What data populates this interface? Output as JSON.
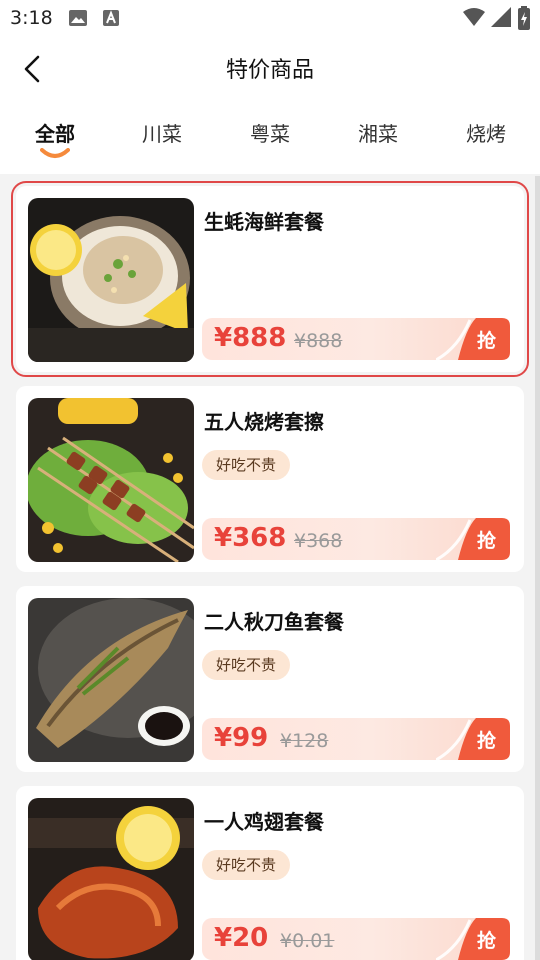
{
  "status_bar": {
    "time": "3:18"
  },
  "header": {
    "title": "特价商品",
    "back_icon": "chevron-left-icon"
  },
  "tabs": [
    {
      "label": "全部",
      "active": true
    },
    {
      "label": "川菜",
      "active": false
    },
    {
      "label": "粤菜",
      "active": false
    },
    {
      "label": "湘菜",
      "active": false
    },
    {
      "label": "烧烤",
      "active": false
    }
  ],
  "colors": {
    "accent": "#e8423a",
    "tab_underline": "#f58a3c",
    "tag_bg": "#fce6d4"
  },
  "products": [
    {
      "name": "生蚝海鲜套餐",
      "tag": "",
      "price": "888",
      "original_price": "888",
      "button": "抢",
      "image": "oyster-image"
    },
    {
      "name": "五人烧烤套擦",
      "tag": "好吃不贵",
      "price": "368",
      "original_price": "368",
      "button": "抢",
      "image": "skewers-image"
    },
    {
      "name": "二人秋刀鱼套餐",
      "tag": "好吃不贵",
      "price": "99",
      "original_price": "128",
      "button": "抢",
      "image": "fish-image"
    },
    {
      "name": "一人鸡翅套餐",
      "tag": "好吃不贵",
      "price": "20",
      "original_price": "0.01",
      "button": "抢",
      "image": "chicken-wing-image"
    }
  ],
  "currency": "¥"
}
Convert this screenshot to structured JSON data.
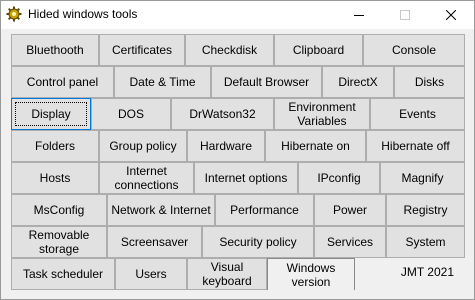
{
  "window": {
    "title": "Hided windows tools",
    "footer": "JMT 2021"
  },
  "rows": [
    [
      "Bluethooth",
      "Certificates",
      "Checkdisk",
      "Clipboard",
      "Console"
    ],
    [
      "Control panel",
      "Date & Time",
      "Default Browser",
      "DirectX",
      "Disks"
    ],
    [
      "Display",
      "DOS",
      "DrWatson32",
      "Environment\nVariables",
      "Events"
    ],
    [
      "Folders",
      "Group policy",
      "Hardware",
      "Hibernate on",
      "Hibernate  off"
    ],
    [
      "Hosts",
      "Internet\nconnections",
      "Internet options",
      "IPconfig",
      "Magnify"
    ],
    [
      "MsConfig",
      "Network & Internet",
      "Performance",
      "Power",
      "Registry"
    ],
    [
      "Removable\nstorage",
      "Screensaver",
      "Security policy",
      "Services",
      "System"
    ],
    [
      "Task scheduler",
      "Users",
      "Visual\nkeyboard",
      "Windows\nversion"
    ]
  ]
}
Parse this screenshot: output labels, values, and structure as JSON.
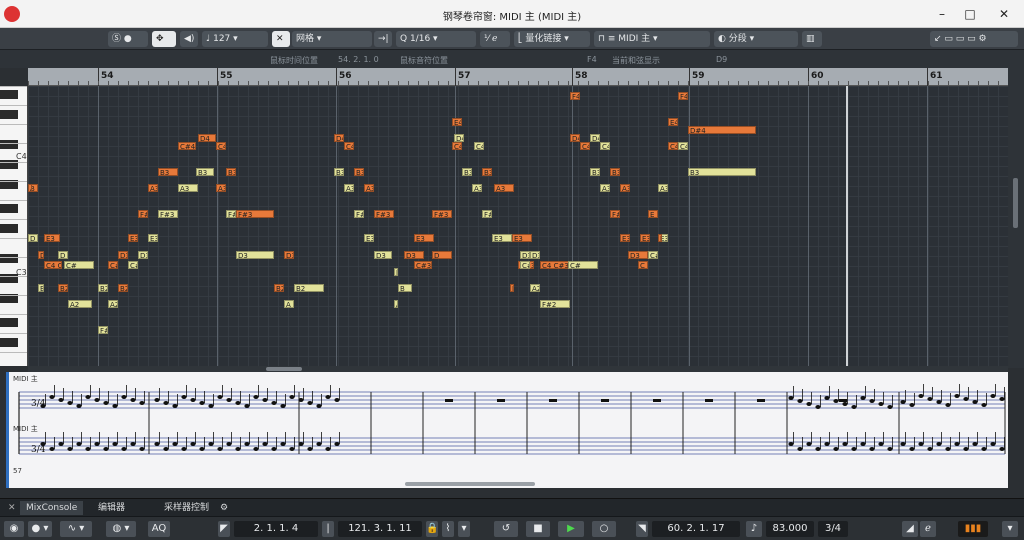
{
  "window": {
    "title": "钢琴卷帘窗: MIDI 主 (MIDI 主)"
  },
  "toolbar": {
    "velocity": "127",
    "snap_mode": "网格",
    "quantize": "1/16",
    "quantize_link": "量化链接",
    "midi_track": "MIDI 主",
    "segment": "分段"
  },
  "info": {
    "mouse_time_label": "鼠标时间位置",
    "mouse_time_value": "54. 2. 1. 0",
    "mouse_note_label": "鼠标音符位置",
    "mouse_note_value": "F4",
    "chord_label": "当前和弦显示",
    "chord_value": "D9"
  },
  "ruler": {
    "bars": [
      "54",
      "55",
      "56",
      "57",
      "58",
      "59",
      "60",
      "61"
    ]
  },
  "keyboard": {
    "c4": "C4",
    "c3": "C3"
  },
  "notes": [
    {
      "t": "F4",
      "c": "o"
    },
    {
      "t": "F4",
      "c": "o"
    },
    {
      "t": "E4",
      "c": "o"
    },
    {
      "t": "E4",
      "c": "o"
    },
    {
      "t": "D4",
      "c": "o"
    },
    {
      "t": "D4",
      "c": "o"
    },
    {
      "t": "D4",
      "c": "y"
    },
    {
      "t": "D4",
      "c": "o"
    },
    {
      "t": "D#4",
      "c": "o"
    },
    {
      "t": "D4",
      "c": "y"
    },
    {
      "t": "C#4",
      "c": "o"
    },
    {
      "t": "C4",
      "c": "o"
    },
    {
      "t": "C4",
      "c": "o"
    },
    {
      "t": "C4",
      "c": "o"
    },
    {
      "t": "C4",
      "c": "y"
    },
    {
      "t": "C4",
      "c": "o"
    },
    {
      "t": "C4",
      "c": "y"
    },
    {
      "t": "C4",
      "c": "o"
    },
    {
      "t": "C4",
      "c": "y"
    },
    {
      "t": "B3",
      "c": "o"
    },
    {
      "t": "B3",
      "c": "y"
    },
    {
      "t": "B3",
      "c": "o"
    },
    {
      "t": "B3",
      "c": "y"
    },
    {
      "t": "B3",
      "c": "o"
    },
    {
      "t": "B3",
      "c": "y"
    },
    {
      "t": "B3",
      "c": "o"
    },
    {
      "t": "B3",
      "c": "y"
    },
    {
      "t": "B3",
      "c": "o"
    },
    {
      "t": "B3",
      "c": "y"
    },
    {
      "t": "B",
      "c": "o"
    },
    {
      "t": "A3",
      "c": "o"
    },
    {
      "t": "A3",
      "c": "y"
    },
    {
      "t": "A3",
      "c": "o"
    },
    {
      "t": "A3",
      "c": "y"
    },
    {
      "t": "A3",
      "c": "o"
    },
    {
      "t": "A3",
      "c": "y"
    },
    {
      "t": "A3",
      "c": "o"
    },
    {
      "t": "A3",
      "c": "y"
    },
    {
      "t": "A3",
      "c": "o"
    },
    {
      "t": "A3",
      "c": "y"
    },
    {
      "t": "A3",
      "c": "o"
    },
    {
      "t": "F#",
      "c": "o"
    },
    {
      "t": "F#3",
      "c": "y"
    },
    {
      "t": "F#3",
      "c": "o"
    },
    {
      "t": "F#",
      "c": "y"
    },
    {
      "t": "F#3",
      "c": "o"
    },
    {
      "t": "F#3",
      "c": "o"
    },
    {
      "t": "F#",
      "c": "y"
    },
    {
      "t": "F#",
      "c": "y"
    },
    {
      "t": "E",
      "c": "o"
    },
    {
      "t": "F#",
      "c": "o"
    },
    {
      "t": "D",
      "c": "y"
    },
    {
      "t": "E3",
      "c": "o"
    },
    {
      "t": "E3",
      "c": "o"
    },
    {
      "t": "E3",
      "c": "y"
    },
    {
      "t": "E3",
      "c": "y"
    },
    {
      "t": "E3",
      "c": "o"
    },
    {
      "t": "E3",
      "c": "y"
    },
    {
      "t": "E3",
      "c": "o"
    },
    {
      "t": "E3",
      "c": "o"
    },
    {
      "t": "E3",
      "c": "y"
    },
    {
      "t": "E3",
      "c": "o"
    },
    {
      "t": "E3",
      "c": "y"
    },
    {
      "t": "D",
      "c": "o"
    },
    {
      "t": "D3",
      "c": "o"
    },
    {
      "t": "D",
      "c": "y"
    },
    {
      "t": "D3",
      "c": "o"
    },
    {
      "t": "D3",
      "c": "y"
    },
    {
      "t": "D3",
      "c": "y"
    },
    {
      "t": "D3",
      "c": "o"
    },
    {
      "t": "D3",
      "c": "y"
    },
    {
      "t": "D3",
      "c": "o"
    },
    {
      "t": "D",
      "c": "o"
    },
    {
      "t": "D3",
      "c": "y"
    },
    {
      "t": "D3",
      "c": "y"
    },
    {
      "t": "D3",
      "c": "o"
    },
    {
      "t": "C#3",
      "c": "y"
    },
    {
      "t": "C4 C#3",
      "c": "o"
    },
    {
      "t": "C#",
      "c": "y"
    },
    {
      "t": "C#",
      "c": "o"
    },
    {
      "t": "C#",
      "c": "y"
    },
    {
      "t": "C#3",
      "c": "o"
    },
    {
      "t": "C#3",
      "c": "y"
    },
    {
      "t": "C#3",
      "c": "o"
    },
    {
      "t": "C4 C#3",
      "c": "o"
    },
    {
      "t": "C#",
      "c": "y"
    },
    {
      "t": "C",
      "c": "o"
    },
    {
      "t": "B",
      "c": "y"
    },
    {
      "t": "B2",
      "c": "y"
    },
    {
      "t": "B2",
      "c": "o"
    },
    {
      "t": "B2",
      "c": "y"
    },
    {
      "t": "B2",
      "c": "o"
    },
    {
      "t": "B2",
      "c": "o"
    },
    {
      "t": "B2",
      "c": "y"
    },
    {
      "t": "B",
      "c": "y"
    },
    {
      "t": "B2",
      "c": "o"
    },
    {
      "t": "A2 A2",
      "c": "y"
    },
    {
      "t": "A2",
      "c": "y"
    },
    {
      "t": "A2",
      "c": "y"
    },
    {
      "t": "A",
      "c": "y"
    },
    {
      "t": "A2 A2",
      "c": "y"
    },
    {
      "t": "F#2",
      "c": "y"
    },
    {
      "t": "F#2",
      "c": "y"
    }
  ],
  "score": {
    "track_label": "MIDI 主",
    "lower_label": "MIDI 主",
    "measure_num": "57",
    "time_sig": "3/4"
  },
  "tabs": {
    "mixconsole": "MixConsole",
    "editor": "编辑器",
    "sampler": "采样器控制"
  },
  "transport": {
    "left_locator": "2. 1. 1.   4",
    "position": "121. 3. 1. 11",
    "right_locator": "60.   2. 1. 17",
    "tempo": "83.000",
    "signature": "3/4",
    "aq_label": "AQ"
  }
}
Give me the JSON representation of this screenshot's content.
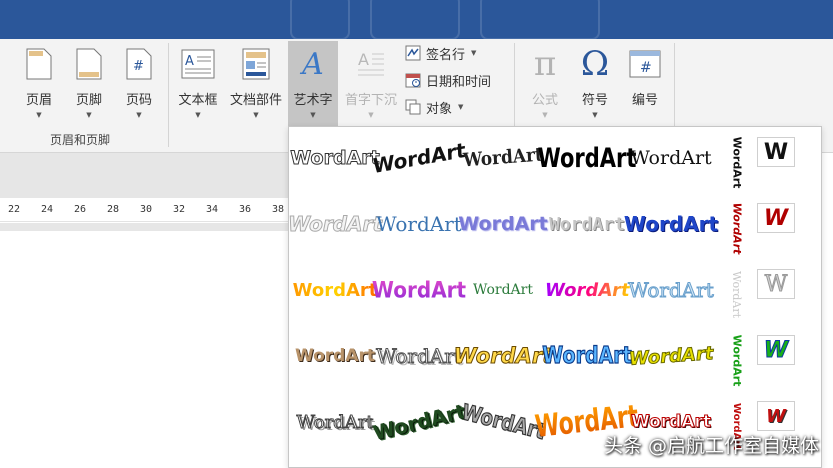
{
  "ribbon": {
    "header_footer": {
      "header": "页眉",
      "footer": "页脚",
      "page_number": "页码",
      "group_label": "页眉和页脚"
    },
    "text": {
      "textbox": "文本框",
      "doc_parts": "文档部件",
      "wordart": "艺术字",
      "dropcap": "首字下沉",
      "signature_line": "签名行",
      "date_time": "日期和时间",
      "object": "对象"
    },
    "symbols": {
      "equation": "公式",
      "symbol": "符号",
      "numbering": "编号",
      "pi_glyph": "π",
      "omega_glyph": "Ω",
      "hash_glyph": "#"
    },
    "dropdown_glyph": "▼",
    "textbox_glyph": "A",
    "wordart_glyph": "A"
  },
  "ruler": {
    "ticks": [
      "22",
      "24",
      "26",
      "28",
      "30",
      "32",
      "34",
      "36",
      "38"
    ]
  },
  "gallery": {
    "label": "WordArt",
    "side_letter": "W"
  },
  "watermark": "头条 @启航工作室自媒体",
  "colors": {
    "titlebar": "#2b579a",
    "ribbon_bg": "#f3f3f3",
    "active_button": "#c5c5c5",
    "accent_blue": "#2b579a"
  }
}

------------------------------

#### [PROBLEM]
Output exactly the lines from the one containing "Give me the" through the last line of the records above, both included, leaving out any pictures.

#### [OUTPUT OF THE TASK]
Give me the JSON representation of this screenshot's content.
{
  "ribbon": {
    "header_footer": {
      "header": "页眉",
      "footer": "页脚",
      "page_number": "页码",
      "group_label": "页眉和页脚"
    },
    "text": {
      "textbox": "文本框",
      "doc_parts": "文档部件",
      "wordart": "艺术字",
      "dropcap": "首字下沉",
      "signature_line": "签名行",
      "date_time": "日期和时间",
      "object": "对象"
    },
    "symbols": {
      "equation": "公式",
      "symbol": "符号",
      "numbering": "编号",
      "pi_glyph": "π",
      "omega_glyph": "Ω",
      "hash_glyph": "#"
    },
    "dropdown_glyph": "▼",
    "textbox_glyph": "A",
    "wordart_glyph": "A"
  },
  "ruler": {
    "ticks": [
      "22",
      "24",
      "26",
      "28",
      "30",
      "32",
      "34",
      "36",
      "38"
    ]
  },
  "gallery": {
    "label": "WordArt",
    "side_letter": "W"
  },
  "watermark": "头条 @启航工作室自媒体",
  "colors": {
    "titlebar": "#2b579a",
    "ribbon_bg": "#f3f3f3",
    "active_button": "#c5c5c5",
    "accent_blue": "#2b579a"
  }
}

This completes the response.